● Written exercise
Go through the material and write it all out exactly, minus the pictures.

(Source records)
::::::

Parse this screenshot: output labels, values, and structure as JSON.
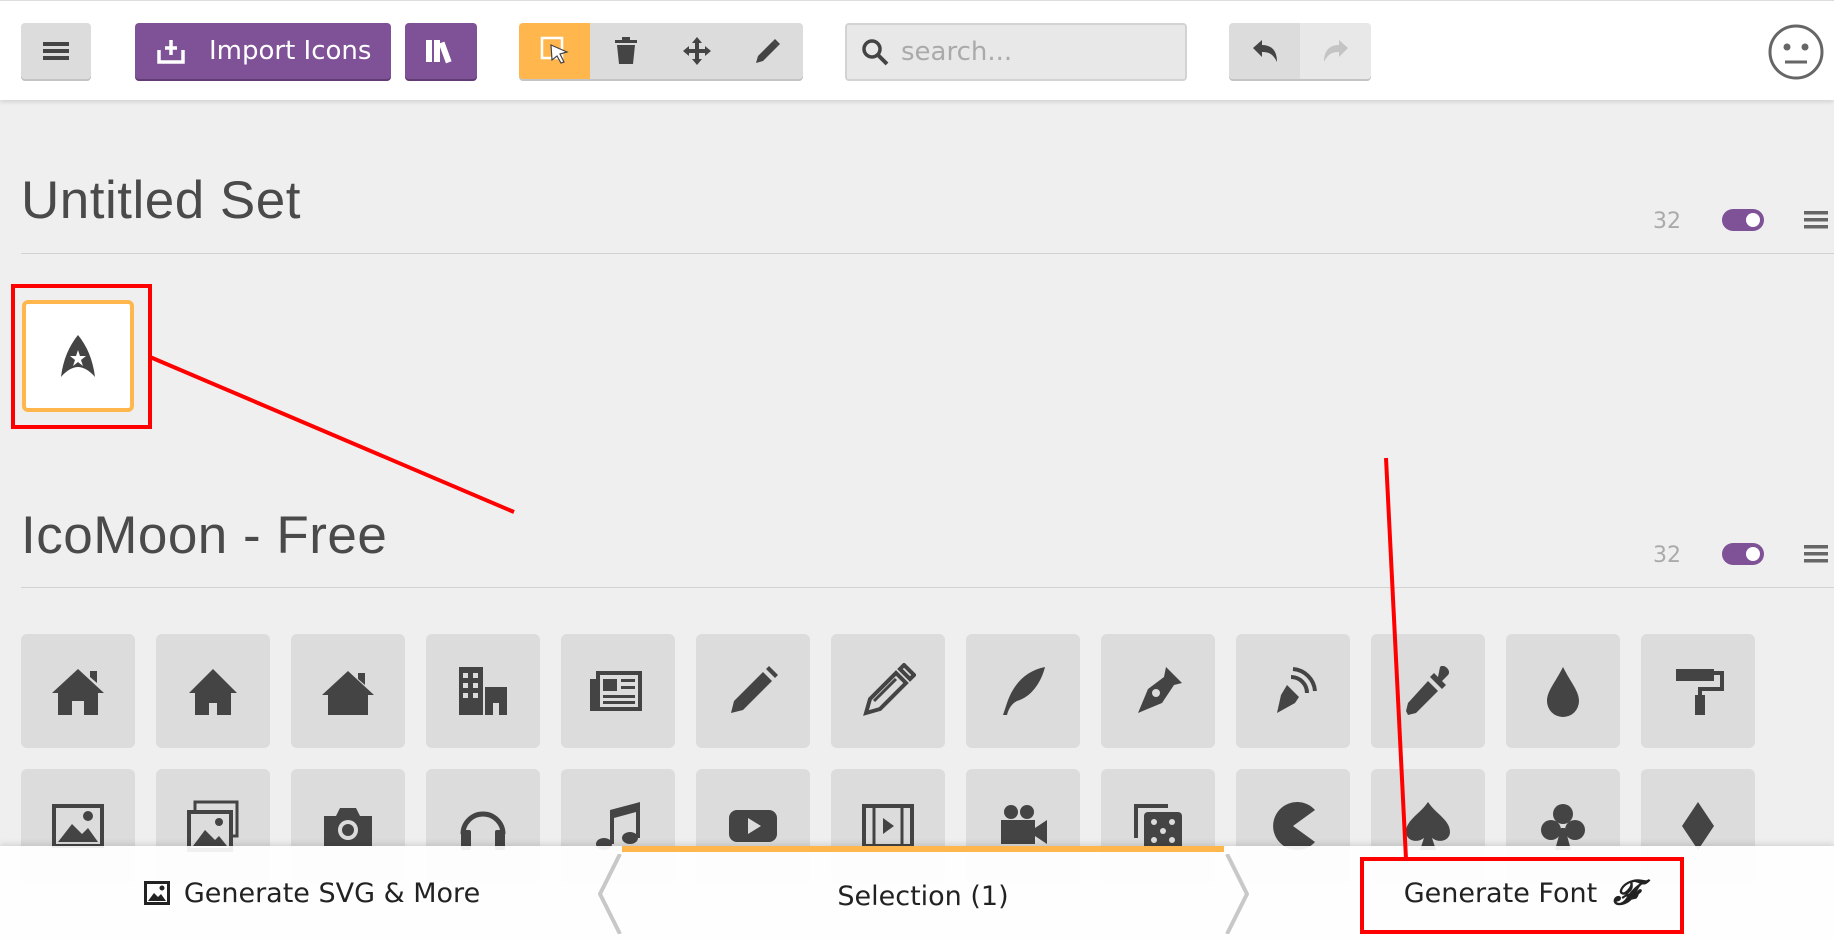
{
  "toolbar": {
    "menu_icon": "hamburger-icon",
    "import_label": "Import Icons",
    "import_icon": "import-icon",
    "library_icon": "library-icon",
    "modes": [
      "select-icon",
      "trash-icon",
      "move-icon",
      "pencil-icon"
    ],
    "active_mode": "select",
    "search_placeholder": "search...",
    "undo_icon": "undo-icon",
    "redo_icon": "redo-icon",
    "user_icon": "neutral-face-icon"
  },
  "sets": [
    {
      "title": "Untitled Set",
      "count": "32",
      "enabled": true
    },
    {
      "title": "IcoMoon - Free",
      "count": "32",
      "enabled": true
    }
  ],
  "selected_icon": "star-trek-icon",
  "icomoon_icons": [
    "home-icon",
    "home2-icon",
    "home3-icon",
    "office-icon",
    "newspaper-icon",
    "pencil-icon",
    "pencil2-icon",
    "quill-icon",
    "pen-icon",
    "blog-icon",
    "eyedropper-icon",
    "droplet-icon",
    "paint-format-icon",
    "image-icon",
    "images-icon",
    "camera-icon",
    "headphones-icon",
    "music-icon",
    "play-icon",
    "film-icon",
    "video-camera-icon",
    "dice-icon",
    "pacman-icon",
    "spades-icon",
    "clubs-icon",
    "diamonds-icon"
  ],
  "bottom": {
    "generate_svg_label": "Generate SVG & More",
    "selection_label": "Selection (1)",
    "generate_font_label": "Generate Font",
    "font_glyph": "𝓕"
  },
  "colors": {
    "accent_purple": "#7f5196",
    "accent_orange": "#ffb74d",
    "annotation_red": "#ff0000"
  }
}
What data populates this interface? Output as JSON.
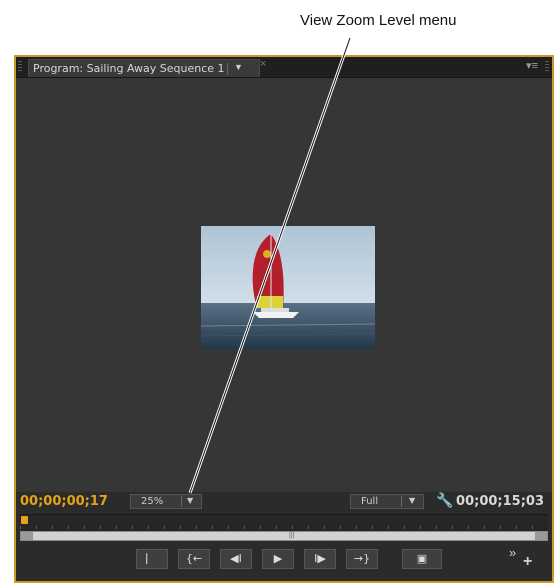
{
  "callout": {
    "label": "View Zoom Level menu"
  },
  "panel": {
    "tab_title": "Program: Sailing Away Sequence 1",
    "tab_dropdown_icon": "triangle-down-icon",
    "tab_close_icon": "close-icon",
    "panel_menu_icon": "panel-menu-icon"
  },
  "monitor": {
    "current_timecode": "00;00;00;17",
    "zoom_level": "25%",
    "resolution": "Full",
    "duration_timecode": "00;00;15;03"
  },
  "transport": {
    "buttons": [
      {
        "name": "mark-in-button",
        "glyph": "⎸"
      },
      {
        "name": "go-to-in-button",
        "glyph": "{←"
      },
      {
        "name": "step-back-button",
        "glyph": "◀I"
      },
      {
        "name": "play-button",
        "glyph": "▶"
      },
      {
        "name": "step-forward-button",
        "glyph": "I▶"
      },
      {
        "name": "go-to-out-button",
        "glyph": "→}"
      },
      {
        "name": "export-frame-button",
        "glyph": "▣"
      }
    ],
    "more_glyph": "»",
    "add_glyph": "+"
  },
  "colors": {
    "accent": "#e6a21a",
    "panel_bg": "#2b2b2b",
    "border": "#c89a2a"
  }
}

::::::

● Finished answer
Parse this screenshot: output labels, values, and structure as JSON.
{
  "toolbar": {
    "menu_icon": "hamburger-icon",
    "import_label": "Import Icons",
    "import_icon": "import-icon",
    "library_icon": "library-icon",
    "modes": [
      "select-icon",
      "trash-icon",
      "move-icon",
      "pencil-icon"
    ],
    "active_mode": "select",
    "search_placeholder": "search...",
    "undo_icon": "undo-icon",
    "redo_icon": "redo-icon",
    "user_icon": "neutral-face-icon"
  },
  "sets": [
    {
      "title": "Untitled Set",
      "count": "32",
      "enabled": true
    },
    {
      "title": "IcoMoon - Free",
      "count": "32",
      "enabled": true
    }
  ],
  "selected_icon": "star-trek-icon",
  "icomoon_icons": [
    "home-icon",
    "home2-icon",
    "home3-icon",
    "office-icon",
    "newspaper-icon",
    "pencil-icon",
    "pencil2-icon",
    "quill-icon",
    "pen-icon",
    "blog-icon",
    "eyedropper-icon",
    "droplet-icon",
    "paint-format-icon",
    "image-icon",
    "images-icon",
    "camera-icon",
    "headphones-icon",
    "music-icon",
    "play-icon",
    "film-icon",
    "video-camera-icon",
    "dice-icon",
    "pacman-icon",
    "spades-icon",
    "clubs-icon",
    "diamonds-icon"
  ],
  "bottom": {
    "generate_svg_label": "Generate SVG & More",
    "selection_label": "Selection (1)",
    "generate_font_label": "Generate Font",
    "font_glyph": "𝓕"
  },
  "colors": {
    "accent_purple": "#7f5196",
    "accent_orange": "#ffb74d",
    "annotation_red": "#ff0000"
  }
}
What data populates this interface? Output as JSON.
{
  "callout": {
    "label": "View Zoom Level menu"
  },
  "panel": {
    "tab_title": "Program: Sailing Away Sequence 1",
    "tab_dropdown_icon": "triangle-down-icon",
    "tab_close_icon": "close-icon",
    "panel_menu_icon": "panel-menu-icon"
  },
  "monitor": {
    "current_timecode": "00;00;00;17",
    "zoom_level": "25%",
    "resolution": "Full",
    "duration_timecode": "00;00;15;03"
  },
  "transport": {
    "buttons": [
      {
        "name": "mark-in-button",
        "glyph": "⎸"
      },
      {
        "name": "go-to-in-button",
        "glyph": "{←"
      },
      {
        "name": "step-back-button",
        "glyph": "◀I"
      },
      {
        "name": "play-button",
        "glyph": "▶"
      },
      {
        "name": "step-forward-button",
        "glyph": "I▶"
      },
      {
        "name": "go-to-out-button",
        "glyph": "→}"
      },
      {
        "name": "export-frame-button",
        "glyph": "▣"
      }
    ],
    "more_glyph": "»",
    "add_glyph": "+"
  },
  "colors": {
    "accent": "#e6a21a",
    "panel_bg": "#2b2b2b",
    "border": "#c89a2a"
  }
}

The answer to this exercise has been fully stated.